### Request
Report, as a bare number, how many lines of the material below contain the word "breakdown".

### Collection entries
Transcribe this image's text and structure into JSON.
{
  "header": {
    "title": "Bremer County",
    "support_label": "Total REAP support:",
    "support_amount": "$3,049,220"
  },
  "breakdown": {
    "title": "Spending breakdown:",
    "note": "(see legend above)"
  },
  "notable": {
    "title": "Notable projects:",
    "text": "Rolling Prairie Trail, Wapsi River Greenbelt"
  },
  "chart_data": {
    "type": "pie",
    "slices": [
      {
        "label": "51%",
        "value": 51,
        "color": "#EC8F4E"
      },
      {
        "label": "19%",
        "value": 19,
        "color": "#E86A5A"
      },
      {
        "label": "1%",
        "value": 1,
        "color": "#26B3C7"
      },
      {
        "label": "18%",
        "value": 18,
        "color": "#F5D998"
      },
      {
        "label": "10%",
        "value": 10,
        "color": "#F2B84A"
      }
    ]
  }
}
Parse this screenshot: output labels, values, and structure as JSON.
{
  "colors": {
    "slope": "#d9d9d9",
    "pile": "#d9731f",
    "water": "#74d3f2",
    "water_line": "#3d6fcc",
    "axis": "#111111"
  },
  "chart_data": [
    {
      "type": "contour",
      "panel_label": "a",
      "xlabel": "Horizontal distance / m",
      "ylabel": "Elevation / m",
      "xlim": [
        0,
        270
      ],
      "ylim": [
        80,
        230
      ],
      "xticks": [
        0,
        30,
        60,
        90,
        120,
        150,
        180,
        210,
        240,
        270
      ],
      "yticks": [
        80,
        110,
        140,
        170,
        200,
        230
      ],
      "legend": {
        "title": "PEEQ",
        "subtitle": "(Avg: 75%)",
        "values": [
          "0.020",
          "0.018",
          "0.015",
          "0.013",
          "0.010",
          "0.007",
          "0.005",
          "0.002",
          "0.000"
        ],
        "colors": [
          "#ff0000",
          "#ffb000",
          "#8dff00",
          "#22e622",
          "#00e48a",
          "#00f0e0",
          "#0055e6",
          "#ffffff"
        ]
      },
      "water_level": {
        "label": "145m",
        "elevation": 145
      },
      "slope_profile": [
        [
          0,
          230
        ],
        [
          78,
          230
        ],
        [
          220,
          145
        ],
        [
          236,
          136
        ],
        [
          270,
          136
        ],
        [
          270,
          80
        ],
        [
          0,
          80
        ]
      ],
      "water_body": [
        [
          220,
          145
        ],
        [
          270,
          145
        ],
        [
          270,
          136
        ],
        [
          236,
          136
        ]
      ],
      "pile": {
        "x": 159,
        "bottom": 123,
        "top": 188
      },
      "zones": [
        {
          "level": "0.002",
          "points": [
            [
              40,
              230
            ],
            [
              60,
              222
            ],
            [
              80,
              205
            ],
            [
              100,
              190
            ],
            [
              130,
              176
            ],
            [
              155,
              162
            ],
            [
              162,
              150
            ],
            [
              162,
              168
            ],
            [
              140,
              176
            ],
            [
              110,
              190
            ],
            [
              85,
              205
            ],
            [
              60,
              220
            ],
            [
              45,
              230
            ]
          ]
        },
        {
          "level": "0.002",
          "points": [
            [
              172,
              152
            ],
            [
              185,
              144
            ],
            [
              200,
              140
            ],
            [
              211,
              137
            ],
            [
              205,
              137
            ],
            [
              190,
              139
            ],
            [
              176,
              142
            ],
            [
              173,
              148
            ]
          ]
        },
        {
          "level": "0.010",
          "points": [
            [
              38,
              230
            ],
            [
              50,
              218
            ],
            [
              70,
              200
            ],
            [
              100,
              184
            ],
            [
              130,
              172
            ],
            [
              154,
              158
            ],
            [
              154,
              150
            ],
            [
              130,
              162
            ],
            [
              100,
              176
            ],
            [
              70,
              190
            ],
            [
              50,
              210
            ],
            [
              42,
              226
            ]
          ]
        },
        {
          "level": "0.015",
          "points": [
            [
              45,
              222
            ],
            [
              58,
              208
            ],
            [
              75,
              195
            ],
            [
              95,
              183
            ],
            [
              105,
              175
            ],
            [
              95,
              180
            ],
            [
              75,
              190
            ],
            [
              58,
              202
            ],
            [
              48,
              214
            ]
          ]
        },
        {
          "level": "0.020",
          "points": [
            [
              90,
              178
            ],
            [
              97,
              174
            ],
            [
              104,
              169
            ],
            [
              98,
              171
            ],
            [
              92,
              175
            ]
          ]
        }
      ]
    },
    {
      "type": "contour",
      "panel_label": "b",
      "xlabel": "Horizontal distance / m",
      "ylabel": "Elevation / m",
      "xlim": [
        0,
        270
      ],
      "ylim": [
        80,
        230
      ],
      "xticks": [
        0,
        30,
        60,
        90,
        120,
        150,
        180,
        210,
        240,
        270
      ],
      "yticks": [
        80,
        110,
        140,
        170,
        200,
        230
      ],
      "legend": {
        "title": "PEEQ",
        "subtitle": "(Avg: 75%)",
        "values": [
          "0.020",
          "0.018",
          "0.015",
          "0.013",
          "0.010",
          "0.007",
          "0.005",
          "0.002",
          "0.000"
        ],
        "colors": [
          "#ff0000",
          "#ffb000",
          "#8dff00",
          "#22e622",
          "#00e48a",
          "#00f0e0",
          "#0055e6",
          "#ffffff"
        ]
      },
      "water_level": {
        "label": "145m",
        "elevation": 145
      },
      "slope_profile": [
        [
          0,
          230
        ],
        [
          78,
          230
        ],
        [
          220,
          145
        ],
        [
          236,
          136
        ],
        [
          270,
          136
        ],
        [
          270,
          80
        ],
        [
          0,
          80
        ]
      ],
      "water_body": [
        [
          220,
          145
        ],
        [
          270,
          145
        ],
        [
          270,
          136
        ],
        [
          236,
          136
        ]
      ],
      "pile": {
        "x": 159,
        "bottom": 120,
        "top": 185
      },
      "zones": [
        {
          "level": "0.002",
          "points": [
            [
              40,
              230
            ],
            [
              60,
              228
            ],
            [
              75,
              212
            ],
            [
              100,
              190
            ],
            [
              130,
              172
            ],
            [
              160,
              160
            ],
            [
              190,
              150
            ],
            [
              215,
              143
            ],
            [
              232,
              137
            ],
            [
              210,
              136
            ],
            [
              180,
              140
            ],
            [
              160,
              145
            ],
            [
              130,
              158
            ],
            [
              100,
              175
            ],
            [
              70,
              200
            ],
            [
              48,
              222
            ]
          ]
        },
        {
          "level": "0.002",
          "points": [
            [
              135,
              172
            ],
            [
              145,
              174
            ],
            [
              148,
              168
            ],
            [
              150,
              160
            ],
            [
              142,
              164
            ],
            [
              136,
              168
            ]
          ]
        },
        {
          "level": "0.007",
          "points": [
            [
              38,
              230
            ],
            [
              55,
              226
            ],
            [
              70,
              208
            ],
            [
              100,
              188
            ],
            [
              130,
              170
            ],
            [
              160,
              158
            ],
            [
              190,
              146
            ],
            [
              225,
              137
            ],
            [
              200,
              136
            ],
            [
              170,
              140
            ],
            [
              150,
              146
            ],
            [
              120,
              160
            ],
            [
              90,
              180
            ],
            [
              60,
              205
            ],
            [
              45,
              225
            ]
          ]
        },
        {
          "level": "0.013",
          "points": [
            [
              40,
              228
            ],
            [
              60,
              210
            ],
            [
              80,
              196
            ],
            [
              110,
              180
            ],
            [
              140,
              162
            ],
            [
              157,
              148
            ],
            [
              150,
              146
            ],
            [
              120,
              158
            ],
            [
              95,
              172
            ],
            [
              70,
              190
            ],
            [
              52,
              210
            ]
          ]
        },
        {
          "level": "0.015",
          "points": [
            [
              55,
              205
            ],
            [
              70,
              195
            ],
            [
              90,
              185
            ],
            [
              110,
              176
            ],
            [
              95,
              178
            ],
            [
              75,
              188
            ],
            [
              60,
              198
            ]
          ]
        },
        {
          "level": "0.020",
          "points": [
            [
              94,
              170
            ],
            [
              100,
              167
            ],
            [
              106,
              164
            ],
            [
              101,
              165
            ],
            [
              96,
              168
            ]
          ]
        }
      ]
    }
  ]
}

### Exercise solution
2